Stored records:

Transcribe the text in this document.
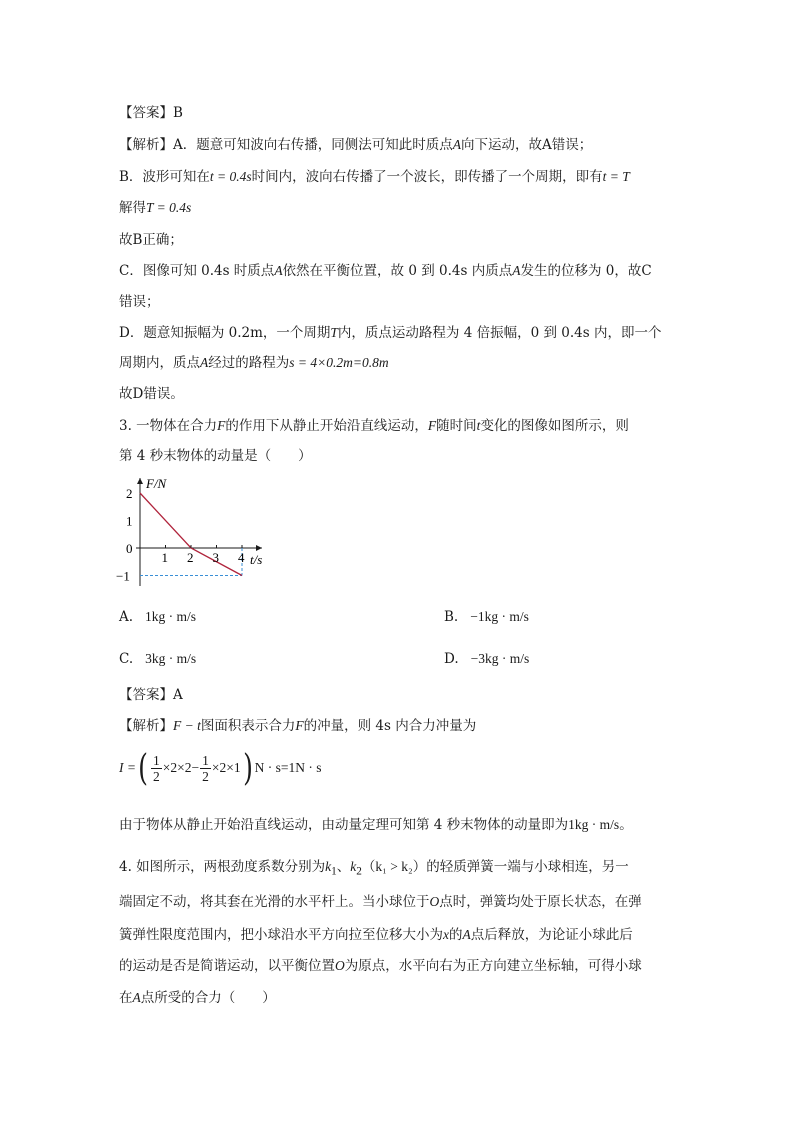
【答案】B
【解析】A．题意可知波向右传播，同侧法可知此时质点A向下运动，故A错误；
B．波形可知在t = 0.4s时间内，波向右传播了一个波长，即传播了一个周期，即有t = T
解得T = 0.4s
故B正确；
C．图像可知 0.4s 时质点A依然在平衡位置，故 0 到 0.4s 内质点A发生的位移为 0，故C
错误；
D．题意知振幅为 0.2m，一个周期T内，质点运动路程为 4 倍振幅，0 到 0.4s 内，即一个
周期内，质点A经过的路程为s = 4×0.2m=0.8m
故D错误。
3. 一物体在合力F的作用下从静止开始沿直线运动，F随时间t变化的图像如图所示，则
第 4 秒末物体的动量是（　　）
1 2 3 4
2
1
0
−1
F/N
t/s
A. 1kg · m/s	B. −1kg · m/s
C. 3kg · m/s	D. −3kg · m/s
【答案】A
【解析】F − t图面积表示合力F的冲量，则 4s 内合力冲量为
I =( $\frac{1}{2} \times 2\times 2- \frac{1}{2} \times 2\times 1$) N · s=1N · s
由于物体从静止开始沿直线运动，由动量定理可知第 4 秒末物体的动量即为1kg · m/s。
4. 如图所示，两根劲度系数分别为$k_1$、$k_2(k_1 > k_2)$的轻质弹簧一端与小球相连，另一
端固定不动，将其套在光滑的水平杆上。当小球位于O点时，弹簧均处于原长状态，在弹
簧弹性限度范围内，把小球沿水平方向拉至位移大小为x的A点后释放，为论证小球此后
的运动是否是简谐运动，以平衡位置O为原点，水平向右为正方向建立坐标轴，可得小球
在A点所受的合力（　　）
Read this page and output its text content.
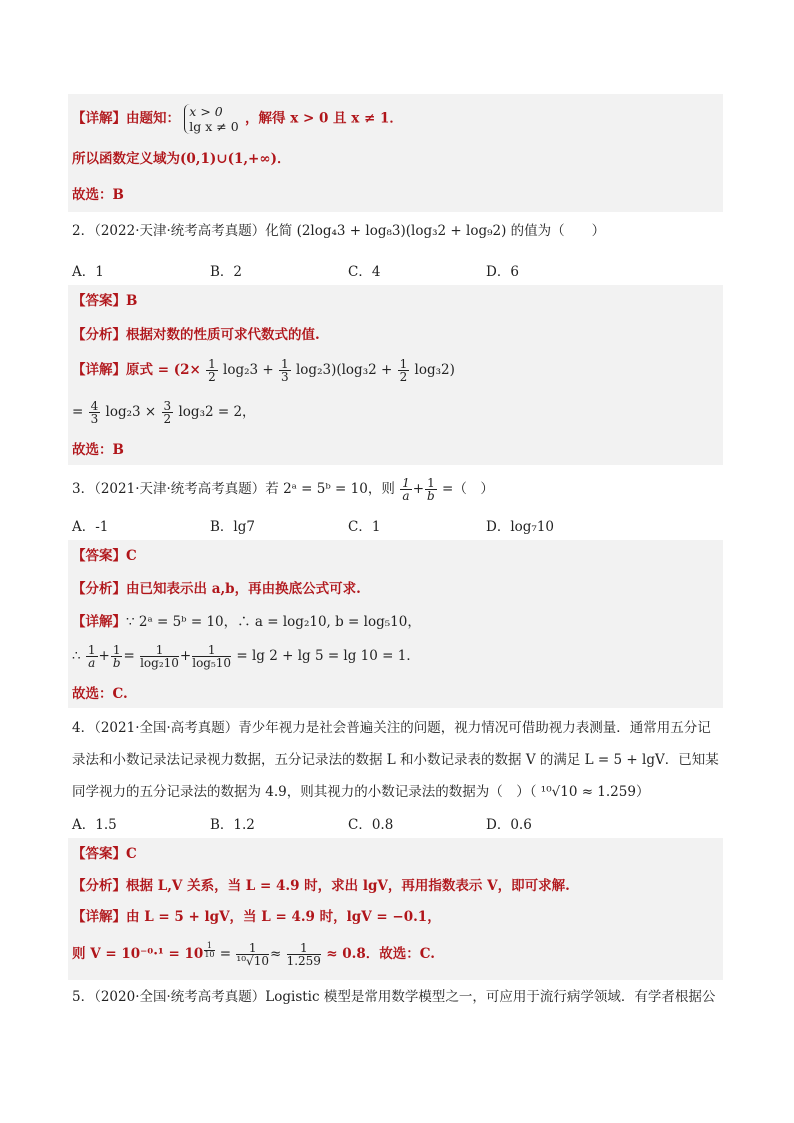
【详解】由题知： x > 0
lg x ≠ 0 ，解得 x > 0 且 x ≠ 1．
所以函数定义域为(0,1)∪(1,+∞)．
故选：B
2．（2022·天津·统考高考真题）化简 (2log₄3 + log₈3)(log₃2 + log₉2) 的值为（　　）
A．1	B．2	C．4	D．6
【答案】B
【分析】根据对数的性质可求代数式的值.
【详解】原式 = $(2\times \frac{1}{2} \log_23 + \frac{1}{3} \log_23)(\log_32 + \frac{1}{2} \log_32)$
= $\frac{4}{3} \log_23 \times \frac{3}{2} \log_32 = 2$，
故选：B
3．（2021·天津·统考高考真题）若 2ᵃ = 5ᵇ = 10，则 $\frac{1}{a} + \frac{1}{b}$ =（　）
A．-1	B．lg7	C．1	D．log₇10
【答案】C
【分析】由已知表示出 a,b，再由换底公式可求.
【详解】∵ 2ᵃ = 5ᵇ = 10，∴ a = log₂10, b = log₅10，
∴ $\frac{1}{a} + \frac{1}{b} = \frac{1}{\text{log₂10}} + \frac{1}{\text{log₅10}} = \lg 2 + \lg 5 = \lg 10 = 1$．
故选：C.
4．（2021·全国·高考真题）青少年视力是社会普遍关注的问题，视力情况可借助视力表测量．通常用五分记
录法和小数记录法记录视力数据，五分记录法的数据 L 和小数记录表的数据 V 的满足 L = 5 + lgV．已知某
同学视力的五分记录法的数据为 4.9，则其视力的小数记录法的数据为（　）（ ¹⁰√10 ≈ 1.259）
A．1.5	B．1.2	C．0.8	D．0.6
【答案】C
【分析】根据 L,V 关系，当 L = 4.9 时，求出 lgV，再用指数表示 V，即可求解.
【详解】由 L = 5 + lgV，当 L = 4.9 时，lgV = −0.1，
则 V = 10⁻⁰·¹ = 10 $^{\frac{1}{10}} = \frac{1}{\text{¹⁰√10}} \approx \frac{1}{1.259} \approx 0.8$．故选：C.
5．（2020·全国·统考高考真题）Logistic 模型是常用数学模型之一，可应用于流行病学领域．有学者根据公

What this task involves:
Pictures don't belong in the copy. Restate all the entries exactly.

Solution:
Transcribe the text in this document.
【答案】B
【解析】A．题意可知波向右传播，同侧法可知此时质点A向下运动，故A错误；
B．波形可知在t = 0.4s时间内，波向右传播了一个波长，即传播了一个周期，即有t = T
解得T = 0.4s
故B正确；
C．图像可知 0.4s 时质点A依然在平衡位置，故 0 到 0.4s 内质点A发生的位移为 0，故C
错误；
D．题意知振幅为 0.2m，一个周期T内，质点运动路程为 4 倍振幅，0 到 0.4s 内，即一个
周期内，质点A经过的路程为s = 4×0.2m=0.8m
故D错误。
3. 一物体在合力F的作用下从静止开始沿直线运动，F随时间t变化的图像如图所示，则
第 4 秒末物体的动量是（　　）
1 2 3 4
2
1
0
−1
F/N
t/s
A. 1kg · m/s	B. −1kg · m/s
C. 3kg · m/s	D. −3kg · m/s
【答案】A
【解析】F − t图面积表示合力F的冲量，则 4s 内合力冲量为
I =( $\frac{1}{2} \times 2\times 2- \frac{1}{2} \times 2\times 1$) N · s=1N · s
由于物体从静止开始沿直线运动，由动量定理可知第 4 秒末物体的动量即为1kg · m/s。
4. 如图所示，两根劲度系数分别为$k_1$、$k_2(k_1 > k_2)$的轻质弹簧一端与小球相连，另一
端固定不动，将其套在光滑的水平杆上。当小球位于O点时，弹簧均处于原长状态，在弹
簧弹性限度范围内，把小球沿水平方向拉至位移大小为x的A点后释放，为论证小球此后
的运动是否是简谐运动，以平衡位置O为原点，水平向右为正方向建立坐标轴，可得小球
在A点所受的合力（　　）
Read this page and output its text content.
【详解】由题知： x > 0
lg x ≠ 0 ，解得 x > 0 且 x ≠ 1．
所以函数定义域为(0,1)∪(1,+∞)．
故选：B
2．（2022·天津·统考高考真题）化简 (2log₄3 + log₈3)(log₃2 + log₉2) 的值为（　　）
A．1	B．2	C．4	D．6
【答案】B
【分析】根据对数的性质可求代数式的值.
【详解】原式 = $(2\times \frac{1}{2} \log_23 + \frac{1}{3} \log_23)(\log_32 + \frac{1}{2} \log_32)$
= $\frac{4}{3} \log_23 \times \frac{3}{2} \log_32 = 2$，
故选：B
3．（2021·天津·统考高考真题）若 2ᵃ = 5ᵇ = 10，则 $\frac{1}{a} + \frac{1}{b}$ =（　）
A．-1	B．lg7	C．1	D．log₇10
【答案】C
【分析】由已知表示出 a,b，再由换底公式可求.
【详解】∵ 2ᵃ = 5ᵇ = 10，∴ a = log₂10, b = log₅10，
∴ $\frac{1}{a} + \frac{1}{b} = \frac{1}{\text{log₂10}} + \frac{1}{\text{log₅10}} = \lg 2 + \lg 5 = \lg 10 = 1$．
故选：C.
4．（2021·全国·高考真题）青少年视力是社会普遍关注的问题，视力情况可借助视力表测量．通常用五分记
录法和小数记录法记录视力数据，五分记录法的数据 L 和小数记录表的数据 V 的满足 L = 5 + lgV．已知某
同学视力的五分记录法的数据为 4.9，则其视力的小数记录法的数据为（　）（ ¹⁰√10 ≈ 1.259）
A．1.5	B．1.2	C．0.8	D．0.6
【答案】C
【分析】根据 L,V 关系，当 L = 4.9 时，求出 lgV，再用指数表示 V，即可求解.
【详解】由 L = 5 + lgV，当 L = 4.9 时，lgV = −0.1，
则 V = 10⁻⁰·¹ = 10 $^{\frac{1}{10}} = \frac{1}{\text{¹⁰√10}} \approx \frac{1}{1.259} \approx 0.8$．故选：C.
5．（2020·全国·统考高考真题）Logistic 模型是常用数学模型之一，可应用于流行病学领域．有学者根据公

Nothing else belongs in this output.